WHAT IS NEEDED -> Restate each of the lines given below, word for word.

Source records
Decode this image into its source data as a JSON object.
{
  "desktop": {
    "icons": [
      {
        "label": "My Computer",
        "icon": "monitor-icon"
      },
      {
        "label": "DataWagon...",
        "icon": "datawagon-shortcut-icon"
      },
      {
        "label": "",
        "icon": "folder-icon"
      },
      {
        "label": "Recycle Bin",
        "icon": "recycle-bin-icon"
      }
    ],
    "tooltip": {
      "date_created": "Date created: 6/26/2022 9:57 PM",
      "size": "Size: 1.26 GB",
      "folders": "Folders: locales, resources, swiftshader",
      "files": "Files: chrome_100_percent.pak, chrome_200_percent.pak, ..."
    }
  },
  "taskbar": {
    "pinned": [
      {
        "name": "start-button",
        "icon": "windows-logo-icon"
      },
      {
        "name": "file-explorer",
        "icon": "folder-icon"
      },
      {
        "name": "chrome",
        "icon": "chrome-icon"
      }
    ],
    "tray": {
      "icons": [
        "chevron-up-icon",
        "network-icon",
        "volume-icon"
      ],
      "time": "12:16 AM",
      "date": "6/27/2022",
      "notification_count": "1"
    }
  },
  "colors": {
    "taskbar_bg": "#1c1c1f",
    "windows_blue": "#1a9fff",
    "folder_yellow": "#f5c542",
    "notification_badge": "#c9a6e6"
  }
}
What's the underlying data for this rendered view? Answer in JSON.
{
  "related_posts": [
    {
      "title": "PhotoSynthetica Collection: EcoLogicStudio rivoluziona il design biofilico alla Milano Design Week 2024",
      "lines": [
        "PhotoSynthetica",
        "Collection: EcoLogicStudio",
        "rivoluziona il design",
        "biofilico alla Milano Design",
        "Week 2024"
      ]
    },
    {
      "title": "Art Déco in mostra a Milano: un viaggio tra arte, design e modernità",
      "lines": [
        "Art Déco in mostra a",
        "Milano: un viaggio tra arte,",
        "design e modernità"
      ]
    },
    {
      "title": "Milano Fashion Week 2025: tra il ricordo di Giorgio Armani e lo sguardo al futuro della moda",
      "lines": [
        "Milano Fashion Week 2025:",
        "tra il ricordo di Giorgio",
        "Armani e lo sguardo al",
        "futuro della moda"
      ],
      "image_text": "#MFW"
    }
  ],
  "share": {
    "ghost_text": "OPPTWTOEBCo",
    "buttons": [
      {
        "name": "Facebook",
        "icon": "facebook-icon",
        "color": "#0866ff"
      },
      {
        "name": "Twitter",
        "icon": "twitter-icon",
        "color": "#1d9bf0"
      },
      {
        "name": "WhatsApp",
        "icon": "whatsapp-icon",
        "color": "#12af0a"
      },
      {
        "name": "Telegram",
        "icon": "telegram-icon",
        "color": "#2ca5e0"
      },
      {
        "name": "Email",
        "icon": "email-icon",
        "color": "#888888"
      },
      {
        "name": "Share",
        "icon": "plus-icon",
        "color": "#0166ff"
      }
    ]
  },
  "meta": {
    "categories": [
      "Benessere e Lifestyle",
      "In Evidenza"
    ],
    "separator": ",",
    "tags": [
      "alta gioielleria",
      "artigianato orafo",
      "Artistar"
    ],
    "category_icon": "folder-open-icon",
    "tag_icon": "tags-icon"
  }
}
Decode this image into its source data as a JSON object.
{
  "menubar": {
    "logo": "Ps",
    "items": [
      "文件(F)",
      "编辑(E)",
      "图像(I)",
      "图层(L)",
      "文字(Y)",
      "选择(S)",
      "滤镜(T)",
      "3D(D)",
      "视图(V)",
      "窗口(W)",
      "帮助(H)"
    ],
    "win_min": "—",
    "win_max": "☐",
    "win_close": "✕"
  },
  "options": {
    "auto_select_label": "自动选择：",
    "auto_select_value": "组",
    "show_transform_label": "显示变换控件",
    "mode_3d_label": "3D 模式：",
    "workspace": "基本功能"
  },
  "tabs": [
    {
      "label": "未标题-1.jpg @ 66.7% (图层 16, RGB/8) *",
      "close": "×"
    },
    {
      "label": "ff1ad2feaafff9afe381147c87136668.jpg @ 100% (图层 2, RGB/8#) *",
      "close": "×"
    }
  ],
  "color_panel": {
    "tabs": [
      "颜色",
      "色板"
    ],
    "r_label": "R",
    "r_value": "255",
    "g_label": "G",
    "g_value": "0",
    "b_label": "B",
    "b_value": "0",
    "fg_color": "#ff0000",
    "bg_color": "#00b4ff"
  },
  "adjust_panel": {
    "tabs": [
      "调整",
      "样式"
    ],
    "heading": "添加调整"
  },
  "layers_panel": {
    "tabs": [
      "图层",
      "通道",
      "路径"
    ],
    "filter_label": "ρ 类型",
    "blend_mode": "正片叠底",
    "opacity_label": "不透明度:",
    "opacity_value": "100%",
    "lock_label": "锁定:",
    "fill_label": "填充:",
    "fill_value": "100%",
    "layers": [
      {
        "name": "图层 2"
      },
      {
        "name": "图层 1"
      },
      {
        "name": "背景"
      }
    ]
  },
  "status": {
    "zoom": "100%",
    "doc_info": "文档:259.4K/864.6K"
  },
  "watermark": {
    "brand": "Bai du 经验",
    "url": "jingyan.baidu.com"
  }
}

OUTPUT OF THE EXERCISE ->
Decode this image into its source data as a JSON object.
{
  "desktop": {
    "icons": [
      {
        "label": "My Computer",
        "icon": "monitor-icon"
      },
      {
        "label": "DataWagon...",
        "icon": "datawagon-shortcut-icon"
      },
      {
        "label": "",
        "icon": "folder-icon"
      },
      {
        "label": "Recycle Bin",
        "icon": "recycle-bin-icon"
      }
    ],
    "tooltip": {
      "date_created": "Date created: 6/26/2022 9:57 PM",
      "size": "Size: 1.26 GB",
      "folders": "Folders: locales, resources, swiftshader",
      "files": "Files: chrome_100_percent.pak, chrome_200_percent.pak, ..."
    }
  },
  "taskbar": {
    "pinned": [
      {
        "name": "start-button",
        "icon": "windows-logo-icon"
      },
      {
        "name": "file-explorer",
        "icon": "folder-icon"
      },
      {
        "name": "chrome",
        "icon": "chrome-icon"
      }
    ],
    "tray": {
      "icons": [
        "chevron-up-icon",
        "network-icon",
        "volume-icon"
      ],
      "time": "12:16 AM",
      "date": "6/27/2022",
      "notification_count": "1"
    }
  },
  "colors": {
    "taskbar_bg": "#1c1c1f",
    "windows_blue": "#1a9fff",
    "folder_yellow": "#f5c542",
    "notification_badge": "#c9a6e6"
  }
}
What's the underlying data for this rendered view? Answer in JSON.
{
  "related_posts": [
    {
      "title": "PhotoSynthetica Collection: EcoLogicStudio rivoluziona il design biofilico alla Milano Design Week 2024",
      "lines": [
        "PhotoSynthetica",
        "Collection: EcoLogicStudio",
        "rivoluziona il design",
        "biofilico alla Milano Design",
        "Week 2024"
      ]
    },
    {
      "title": "Art Déco in mostra a Milano: un viaggio tra arte, design e modernità",
      "lines": [
        "Art Déco in mostra a",
        "Milano: un viaggio tra arte,",
        "design e modernità"
      ]
    },
    {
      "title": "Milano Fashion Week 2025: tra il ricordo di Giorgio Armani e lo sguardo al futuro della moda",
      "lines": [
        "Milano Fashion Week 2025:",
        "tra il ricordo di Giorgio",
        "Armani e lo sguardo al",
        "futuro della moda"
      ],
      "image_text": "#MFW"
    }
  ],
  "share": {
    "ghost_text": "OPPTWTOEBCo",
    "buttons": [
      {
        "name": "Facebook",
        "icon": "facebook-icon",
        "color": "#0866ff"
      },
      {
        "name": "Twitter",
        "icon": "twitter-icon",
        "color": "#1d9bf0"
      },
      {
        "name": "WhatsApp",
        "icon": "whatsapp-icon",
        "color": "#12af0a"
      },
      {
        "name": "Telegram",
        "icon": "telegram-icon",
        "color": "#2ca5e0"
      },
      {
        "name": "Email",
        "icon": "email-icon",
        "color": "#888888"
      },
      {
        "name": "Share",
        "icon": "plus-icon",
        "color": "#0166ff"
      }
    ]
  },
  "meta": {
    "categories": [
      "Benessere e Lifestyle",
      "In Evidenza"
    ],
    "separator": ",",
    "tags": [
      "alta gioielleria",
      "artigianato orafo",
      "Artistar"
    ],
    "category_icon": "folder-open-icon",
    "tag_icon": "tags-icon"
  }
}
Decode this image into its source data as a JSON object.
{
  "menubar": {
    "logo": "Ps",
    "items": [
      "文件(F)",
      "编辑(E)",
      "图像(I)",
      "图层(L)",
      "文字(Y)",
      "选择(S)",
      "滤镜(T)",
      "3D(D)",
      "视图(V)",
      "窗口(W)",
      "帮助(H)"
    ],
    "win_min": "—",
    "win_max": "☐",
    "win_close": "✕"
  },
  "options": {
    "auto_select_label": "自动选择：",
    "auto_select_value": "组",
    "show_transform_label": "显示变换控件",
    "mode_3d_label": "3D 模式：",
    "workspace": "基本功能"
  },
  "tabs": [
    {
      "label": "未标题-1.jpg @ 66.7% (图层 16, RGB/8) *",
      "close": "×"
    },
    {
      "label": "ff1ad2feaafff9afe381147c87136668.jpg @ 100% (图层 2, RGB/8#) *",
      "close": "×"
    }
  ],
  "color_panel": {
    "tabs": [
      "颜色",
      "色板"
    ],
    "r_label": "R",
    "r_value": "255",
    "g_label": "G",
    "g_value": "0",
    "b_label": "B",
    "b_value": "0",
    "fg_color": "#ff0000",
    "bg_color": "#00b4ff"
  },
  "adjust_panel": {
    "tabs": [
      "调整",
      "样式"
    ],
    "heading": "添加调整"
  },
  "layers_panel": {
    "tabs": [
      "图层",
      "通道",
      "路径"
    ],
    "filter_label": "ρ 类型",
    "blend_mode": "正片叠底",
    "opacity_label": "不透明度:",
    "opacity_value": "100%",
    "lock_label": "锁定:",
    "fill_label": "填充:",
    "fill_value": "100%",
    "layers": [
      {
        "name": "图层 2"
      },
      {
        "name": "图层 1"
      },
      {
        "name": "背景"
      }
    ]
  },
  "status": {
    "zoom": "100%",
    "doc_info": "文档:259.4K/864.6K"
  },
  "watermark": {
    "brand": "Bai du 经验",
    "url": "jingyan.baidu.com"
  }
}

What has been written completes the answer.